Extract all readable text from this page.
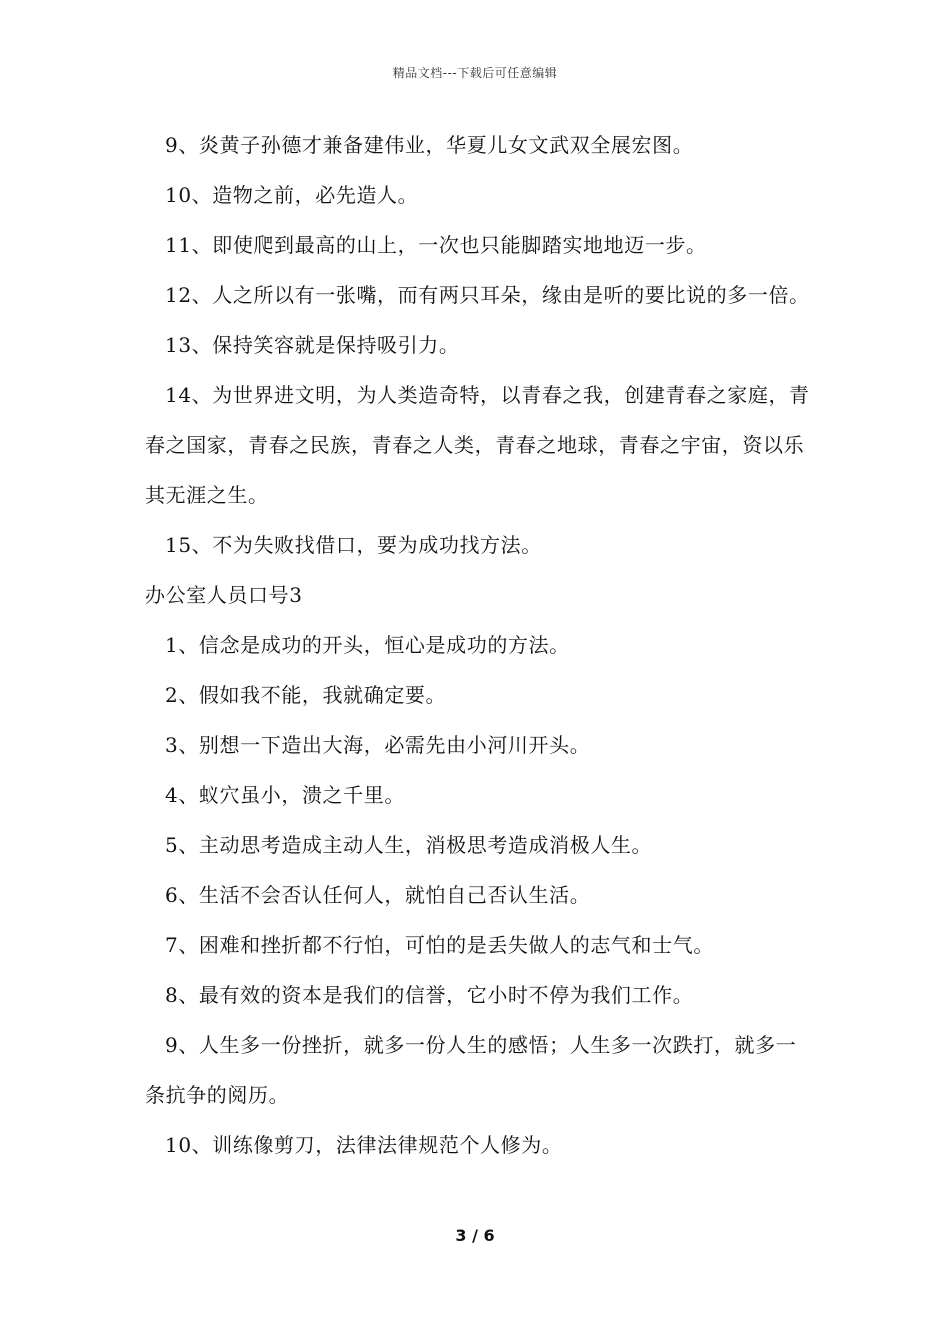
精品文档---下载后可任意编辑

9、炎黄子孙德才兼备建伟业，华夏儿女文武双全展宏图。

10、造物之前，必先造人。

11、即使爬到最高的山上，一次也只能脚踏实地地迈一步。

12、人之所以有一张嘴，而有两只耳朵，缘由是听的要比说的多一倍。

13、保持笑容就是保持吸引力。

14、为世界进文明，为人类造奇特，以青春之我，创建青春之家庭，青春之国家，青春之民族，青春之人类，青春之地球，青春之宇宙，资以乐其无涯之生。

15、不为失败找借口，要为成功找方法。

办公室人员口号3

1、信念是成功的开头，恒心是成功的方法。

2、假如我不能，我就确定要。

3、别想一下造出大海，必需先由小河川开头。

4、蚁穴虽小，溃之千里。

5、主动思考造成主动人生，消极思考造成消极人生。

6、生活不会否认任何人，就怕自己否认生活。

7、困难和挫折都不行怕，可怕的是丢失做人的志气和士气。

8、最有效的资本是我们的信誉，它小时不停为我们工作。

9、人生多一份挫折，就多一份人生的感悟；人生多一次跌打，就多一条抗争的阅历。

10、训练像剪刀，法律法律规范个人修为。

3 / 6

--

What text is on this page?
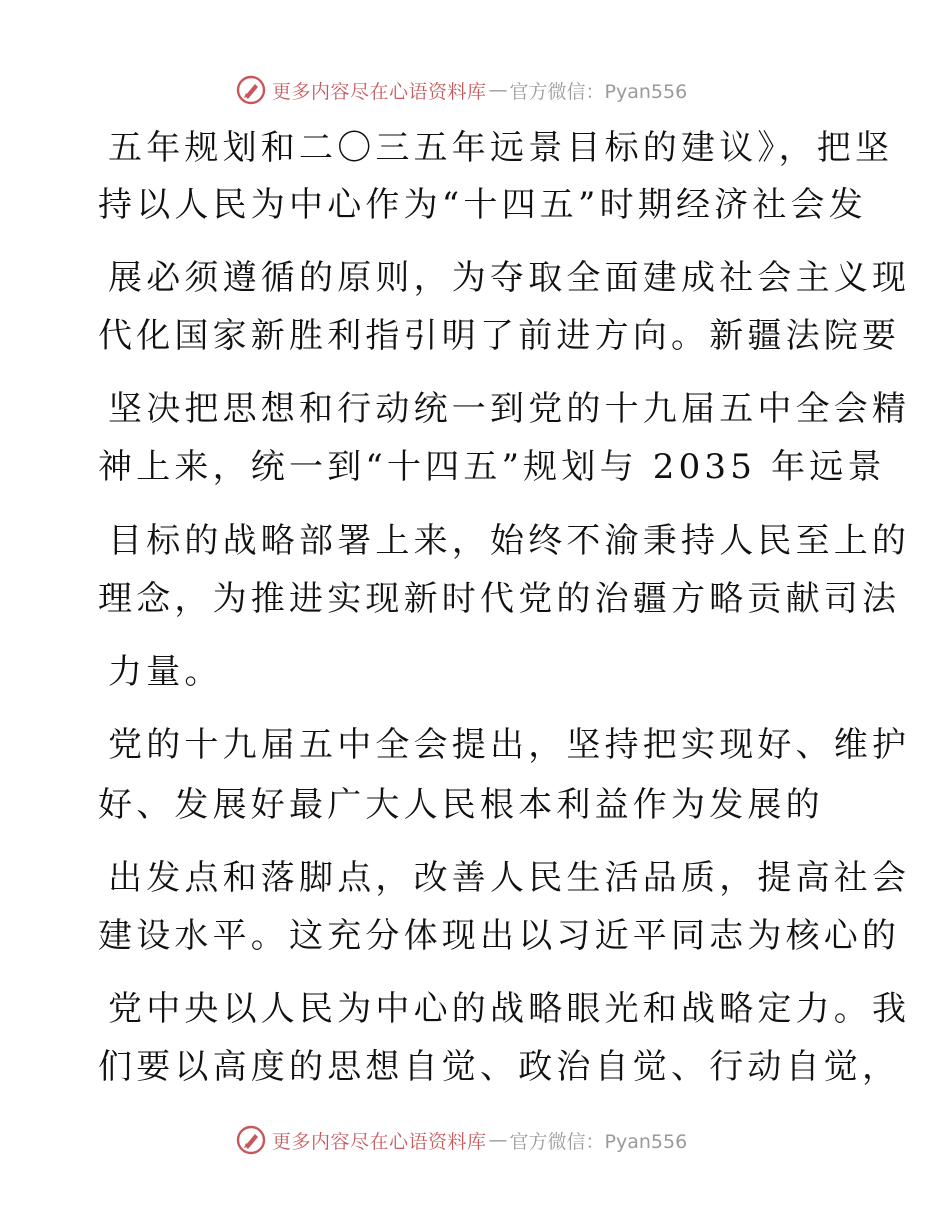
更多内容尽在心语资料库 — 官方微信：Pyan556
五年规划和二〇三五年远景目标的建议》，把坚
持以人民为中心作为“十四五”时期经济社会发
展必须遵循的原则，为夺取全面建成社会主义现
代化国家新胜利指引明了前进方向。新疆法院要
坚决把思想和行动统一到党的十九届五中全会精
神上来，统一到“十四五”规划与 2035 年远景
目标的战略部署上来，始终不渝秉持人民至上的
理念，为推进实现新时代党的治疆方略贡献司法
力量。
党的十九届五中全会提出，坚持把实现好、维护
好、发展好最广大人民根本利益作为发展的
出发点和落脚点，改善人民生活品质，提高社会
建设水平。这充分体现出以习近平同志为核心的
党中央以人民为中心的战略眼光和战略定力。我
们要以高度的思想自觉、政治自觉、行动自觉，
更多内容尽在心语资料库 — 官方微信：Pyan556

### BRIEF
State how many lines of the listing include the word "this". Reply with the number alone.

### RESULT BELOW
2